## Direction
Which lines below hold the word "Cortex"? Report each one.

# # # #

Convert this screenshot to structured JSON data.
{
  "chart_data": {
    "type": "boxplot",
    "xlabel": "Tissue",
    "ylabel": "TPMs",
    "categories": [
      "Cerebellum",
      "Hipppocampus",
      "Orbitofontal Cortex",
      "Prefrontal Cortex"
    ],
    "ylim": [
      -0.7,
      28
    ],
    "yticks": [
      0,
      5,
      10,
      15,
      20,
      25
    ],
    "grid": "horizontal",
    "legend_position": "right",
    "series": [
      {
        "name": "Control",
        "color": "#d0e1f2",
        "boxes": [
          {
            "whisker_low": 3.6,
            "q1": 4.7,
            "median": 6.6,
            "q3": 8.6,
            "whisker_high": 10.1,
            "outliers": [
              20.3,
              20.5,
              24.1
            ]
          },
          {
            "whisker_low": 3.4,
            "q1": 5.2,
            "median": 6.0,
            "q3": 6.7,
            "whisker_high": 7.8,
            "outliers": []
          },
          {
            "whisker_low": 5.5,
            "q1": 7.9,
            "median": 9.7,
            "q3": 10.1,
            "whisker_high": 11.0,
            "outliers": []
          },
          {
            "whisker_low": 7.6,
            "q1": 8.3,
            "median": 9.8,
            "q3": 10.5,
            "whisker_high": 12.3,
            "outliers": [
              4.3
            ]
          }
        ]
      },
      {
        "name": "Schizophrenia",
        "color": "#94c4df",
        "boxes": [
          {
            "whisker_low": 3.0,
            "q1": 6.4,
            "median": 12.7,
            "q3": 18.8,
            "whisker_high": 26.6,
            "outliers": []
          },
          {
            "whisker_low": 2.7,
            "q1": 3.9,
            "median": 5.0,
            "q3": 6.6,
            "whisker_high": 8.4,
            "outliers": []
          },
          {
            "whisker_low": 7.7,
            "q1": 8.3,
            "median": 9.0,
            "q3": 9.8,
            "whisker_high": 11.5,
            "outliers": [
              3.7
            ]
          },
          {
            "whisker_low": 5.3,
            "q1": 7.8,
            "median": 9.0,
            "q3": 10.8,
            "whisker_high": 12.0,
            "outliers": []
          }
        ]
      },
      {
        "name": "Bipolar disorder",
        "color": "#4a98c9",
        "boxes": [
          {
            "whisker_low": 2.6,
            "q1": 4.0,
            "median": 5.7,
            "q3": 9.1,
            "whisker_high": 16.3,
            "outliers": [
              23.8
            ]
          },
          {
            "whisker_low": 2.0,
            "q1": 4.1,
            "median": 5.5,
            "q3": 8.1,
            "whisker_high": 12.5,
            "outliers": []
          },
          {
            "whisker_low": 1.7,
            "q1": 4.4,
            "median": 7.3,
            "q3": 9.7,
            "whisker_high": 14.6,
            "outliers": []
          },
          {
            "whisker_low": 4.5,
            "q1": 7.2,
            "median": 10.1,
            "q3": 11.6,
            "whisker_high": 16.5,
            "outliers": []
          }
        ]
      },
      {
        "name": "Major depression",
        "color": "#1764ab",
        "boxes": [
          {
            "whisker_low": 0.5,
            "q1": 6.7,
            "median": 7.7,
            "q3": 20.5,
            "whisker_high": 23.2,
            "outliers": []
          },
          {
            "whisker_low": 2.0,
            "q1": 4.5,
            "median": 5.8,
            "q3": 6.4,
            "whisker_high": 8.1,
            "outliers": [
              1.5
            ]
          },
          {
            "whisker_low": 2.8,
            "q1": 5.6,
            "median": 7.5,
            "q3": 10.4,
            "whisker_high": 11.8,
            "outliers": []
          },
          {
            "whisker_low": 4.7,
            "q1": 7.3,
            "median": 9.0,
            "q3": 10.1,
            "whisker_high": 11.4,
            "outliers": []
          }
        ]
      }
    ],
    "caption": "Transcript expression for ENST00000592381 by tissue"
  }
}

# # # #

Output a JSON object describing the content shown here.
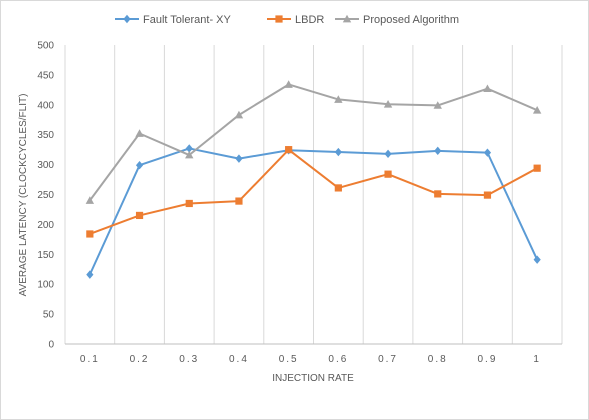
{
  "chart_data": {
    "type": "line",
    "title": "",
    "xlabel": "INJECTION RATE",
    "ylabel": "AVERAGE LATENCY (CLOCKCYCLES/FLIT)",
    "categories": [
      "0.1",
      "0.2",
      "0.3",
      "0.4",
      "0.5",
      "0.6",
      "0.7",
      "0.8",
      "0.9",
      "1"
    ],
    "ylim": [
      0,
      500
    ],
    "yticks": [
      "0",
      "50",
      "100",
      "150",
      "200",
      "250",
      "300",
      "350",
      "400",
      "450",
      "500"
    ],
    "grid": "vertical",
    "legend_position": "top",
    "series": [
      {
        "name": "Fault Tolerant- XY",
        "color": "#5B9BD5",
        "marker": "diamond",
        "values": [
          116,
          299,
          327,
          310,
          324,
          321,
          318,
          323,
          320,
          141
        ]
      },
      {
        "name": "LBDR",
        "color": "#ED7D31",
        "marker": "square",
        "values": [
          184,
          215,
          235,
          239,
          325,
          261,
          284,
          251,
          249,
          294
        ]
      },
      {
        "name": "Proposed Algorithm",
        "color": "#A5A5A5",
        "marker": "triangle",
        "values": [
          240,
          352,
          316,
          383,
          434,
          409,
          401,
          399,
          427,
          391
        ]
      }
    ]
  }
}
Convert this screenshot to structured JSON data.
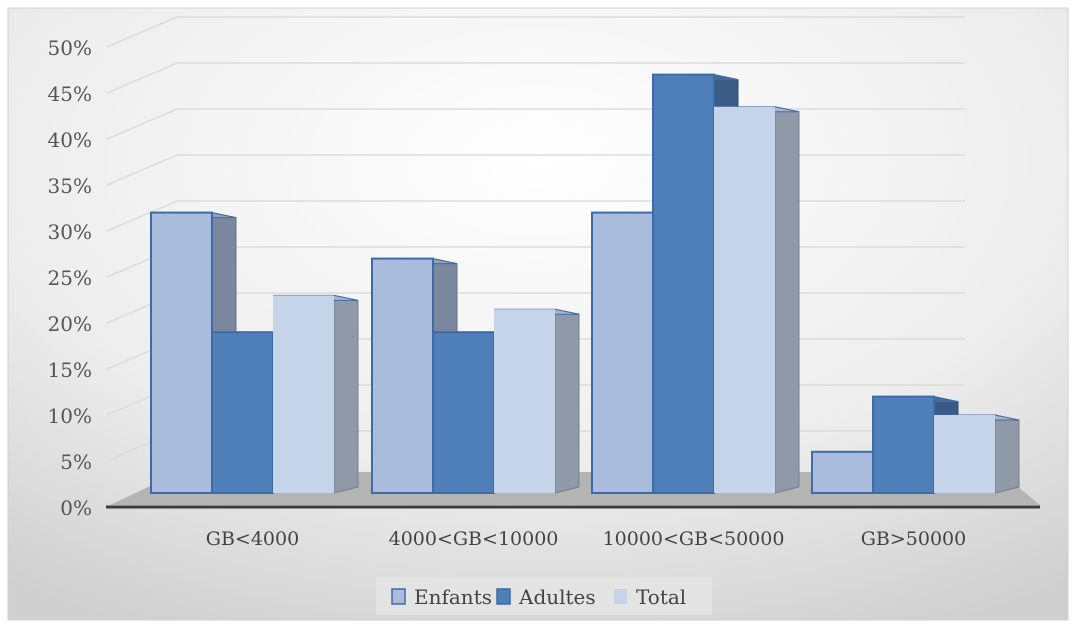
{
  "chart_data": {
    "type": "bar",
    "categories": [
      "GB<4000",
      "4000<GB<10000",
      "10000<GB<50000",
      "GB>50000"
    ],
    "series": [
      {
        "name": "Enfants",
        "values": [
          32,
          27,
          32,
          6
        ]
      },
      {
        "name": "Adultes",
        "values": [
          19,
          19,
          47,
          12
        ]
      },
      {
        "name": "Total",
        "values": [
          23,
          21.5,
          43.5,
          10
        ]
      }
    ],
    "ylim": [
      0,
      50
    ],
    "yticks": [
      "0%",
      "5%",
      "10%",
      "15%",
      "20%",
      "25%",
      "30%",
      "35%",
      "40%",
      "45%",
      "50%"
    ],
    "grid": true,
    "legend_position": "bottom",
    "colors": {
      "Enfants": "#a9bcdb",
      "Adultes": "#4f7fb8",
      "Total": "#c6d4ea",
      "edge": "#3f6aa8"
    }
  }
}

# # # #

## Right answer
      "Orbitofontal Cortex",
      "Prefrontal Cortex"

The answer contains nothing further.